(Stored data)

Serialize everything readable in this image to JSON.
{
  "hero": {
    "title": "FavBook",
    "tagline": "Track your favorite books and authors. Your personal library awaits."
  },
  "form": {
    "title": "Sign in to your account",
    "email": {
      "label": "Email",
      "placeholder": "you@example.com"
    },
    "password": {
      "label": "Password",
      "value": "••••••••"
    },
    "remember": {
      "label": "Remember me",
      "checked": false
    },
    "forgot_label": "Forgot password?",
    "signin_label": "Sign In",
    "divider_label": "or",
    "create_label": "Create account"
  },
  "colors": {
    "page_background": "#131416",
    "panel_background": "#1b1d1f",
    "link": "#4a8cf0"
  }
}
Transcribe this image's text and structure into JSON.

==

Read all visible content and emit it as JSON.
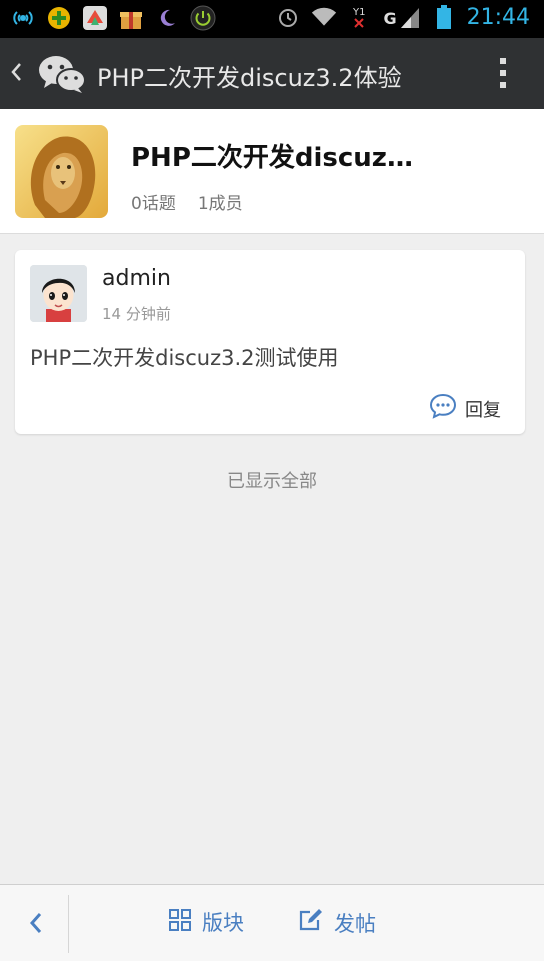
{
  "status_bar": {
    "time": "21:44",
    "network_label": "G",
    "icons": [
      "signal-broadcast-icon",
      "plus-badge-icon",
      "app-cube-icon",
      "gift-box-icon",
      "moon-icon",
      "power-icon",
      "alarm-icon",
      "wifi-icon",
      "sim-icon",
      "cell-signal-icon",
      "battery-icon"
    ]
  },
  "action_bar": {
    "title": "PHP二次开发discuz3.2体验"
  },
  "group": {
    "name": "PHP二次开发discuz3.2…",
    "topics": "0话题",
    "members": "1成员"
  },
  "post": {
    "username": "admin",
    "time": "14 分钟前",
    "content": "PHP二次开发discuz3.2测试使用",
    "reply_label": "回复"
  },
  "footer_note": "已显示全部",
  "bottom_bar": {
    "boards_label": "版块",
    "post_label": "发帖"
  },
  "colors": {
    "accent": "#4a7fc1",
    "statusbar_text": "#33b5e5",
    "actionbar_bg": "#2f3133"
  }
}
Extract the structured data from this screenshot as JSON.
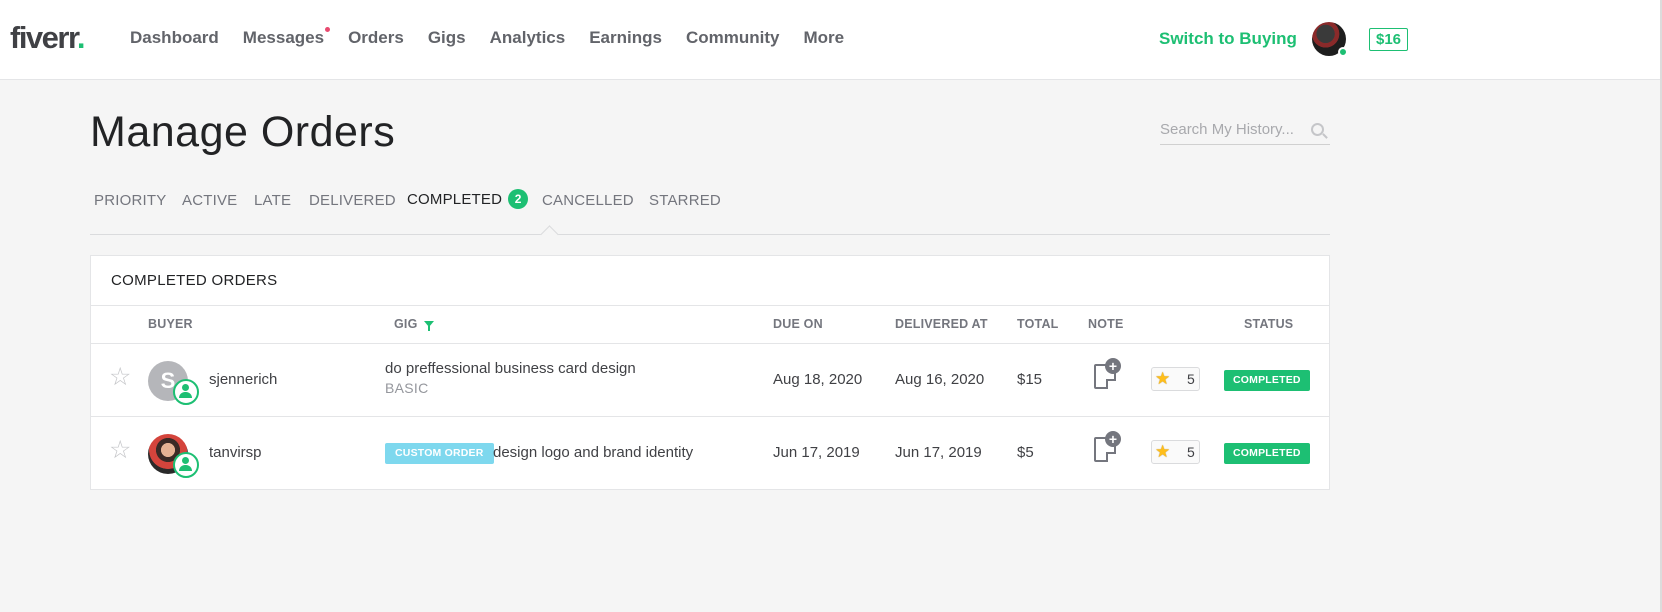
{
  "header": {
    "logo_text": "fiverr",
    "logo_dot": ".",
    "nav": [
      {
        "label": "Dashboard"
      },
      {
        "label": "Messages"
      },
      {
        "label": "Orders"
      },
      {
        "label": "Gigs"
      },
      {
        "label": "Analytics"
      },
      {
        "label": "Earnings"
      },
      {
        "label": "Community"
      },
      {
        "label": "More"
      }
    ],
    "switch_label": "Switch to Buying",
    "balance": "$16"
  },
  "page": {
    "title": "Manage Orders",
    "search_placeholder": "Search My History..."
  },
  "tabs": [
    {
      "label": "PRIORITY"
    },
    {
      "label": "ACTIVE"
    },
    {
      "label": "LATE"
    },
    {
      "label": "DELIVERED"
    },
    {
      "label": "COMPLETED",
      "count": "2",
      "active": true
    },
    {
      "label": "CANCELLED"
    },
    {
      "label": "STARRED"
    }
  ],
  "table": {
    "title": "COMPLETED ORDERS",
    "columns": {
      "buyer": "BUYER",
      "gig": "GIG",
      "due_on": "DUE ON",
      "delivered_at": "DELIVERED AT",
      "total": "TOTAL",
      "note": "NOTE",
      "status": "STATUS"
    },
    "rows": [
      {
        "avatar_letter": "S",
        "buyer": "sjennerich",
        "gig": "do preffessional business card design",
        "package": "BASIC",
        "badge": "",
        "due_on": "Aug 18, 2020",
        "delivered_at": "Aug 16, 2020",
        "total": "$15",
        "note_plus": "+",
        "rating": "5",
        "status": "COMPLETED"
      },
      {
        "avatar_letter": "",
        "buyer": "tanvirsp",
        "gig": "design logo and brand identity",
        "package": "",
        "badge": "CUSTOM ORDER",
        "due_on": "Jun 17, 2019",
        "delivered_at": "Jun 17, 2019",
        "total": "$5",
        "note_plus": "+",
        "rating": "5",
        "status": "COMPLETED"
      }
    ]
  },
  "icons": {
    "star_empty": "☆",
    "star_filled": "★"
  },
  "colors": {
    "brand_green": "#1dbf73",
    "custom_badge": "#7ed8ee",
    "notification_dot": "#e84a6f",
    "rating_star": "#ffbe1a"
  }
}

YOUR GOAL
Your task is to output exactly the lines from the one with "Serialize everything readable" through the one with "Transcribe this image's", counting both ends.

ANSWER
Serialize everything readable in this image to JSON.
{
  "hero": {
    "title": "FavBook",
    "tagline": "Track your favorite books and authors. Your personal library awaits."
  },
  "form": {
    "title": "Sign in to your account",
    "email": {
      "label": "Email",
      "placeholder": "you@example.com"
    },
    "password": {
      "label": "Password",
      "value": "••••••••"
    },
    "remember": {
      "label": "Remember me",
      "checked": false
    },
    "forgot_label": "Forgot password?",
    "signin_label": "Sign In",
    "divider_label": "or",
    "create_label": "Create account"
  },
  "colors": {
    "page_background": "#131416",
    "panel_background": "#1b1d1f",
    "link": "#4a8cf0"
  }
}
Transcribe this image's text and structure into JSON.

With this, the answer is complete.